_What to produce_. Each line containing the word "this" should be found and copied.

════════════════

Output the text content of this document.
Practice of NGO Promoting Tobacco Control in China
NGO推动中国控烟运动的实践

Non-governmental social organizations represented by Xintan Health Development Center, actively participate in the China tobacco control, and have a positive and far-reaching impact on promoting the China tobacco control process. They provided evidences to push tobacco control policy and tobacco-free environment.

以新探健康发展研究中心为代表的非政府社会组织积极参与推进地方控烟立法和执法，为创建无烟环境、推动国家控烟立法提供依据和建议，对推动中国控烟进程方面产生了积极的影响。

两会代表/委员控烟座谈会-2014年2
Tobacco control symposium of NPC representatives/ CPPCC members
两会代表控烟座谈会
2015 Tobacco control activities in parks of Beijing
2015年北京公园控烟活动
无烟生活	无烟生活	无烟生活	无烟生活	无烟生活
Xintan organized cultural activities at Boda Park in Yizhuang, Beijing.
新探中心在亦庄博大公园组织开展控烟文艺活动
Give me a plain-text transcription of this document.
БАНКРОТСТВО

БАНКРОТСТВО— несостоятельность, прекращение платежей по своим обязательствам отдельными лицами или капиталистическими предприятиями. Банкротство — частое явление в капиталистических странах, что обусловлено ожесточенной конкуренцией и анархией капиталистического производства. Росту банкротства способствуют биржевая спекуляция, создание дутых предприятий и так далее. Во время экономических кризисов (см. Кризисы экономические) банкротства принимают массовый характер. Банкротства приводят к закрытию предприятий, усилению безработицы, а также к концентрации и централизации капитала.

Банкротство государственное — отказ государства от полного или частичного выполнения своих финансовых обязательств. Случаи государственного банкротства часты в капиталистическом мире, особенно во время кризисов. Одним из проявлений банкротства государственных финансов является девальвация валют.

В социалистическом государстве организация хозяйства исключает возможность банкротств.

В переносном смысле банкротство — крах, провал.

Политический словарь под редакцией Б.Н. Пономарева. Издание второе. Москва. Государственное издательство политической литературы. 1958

════════════════

_Finished exercise_.
Output the text content of this document.
Give me a plain-text transcription of this document.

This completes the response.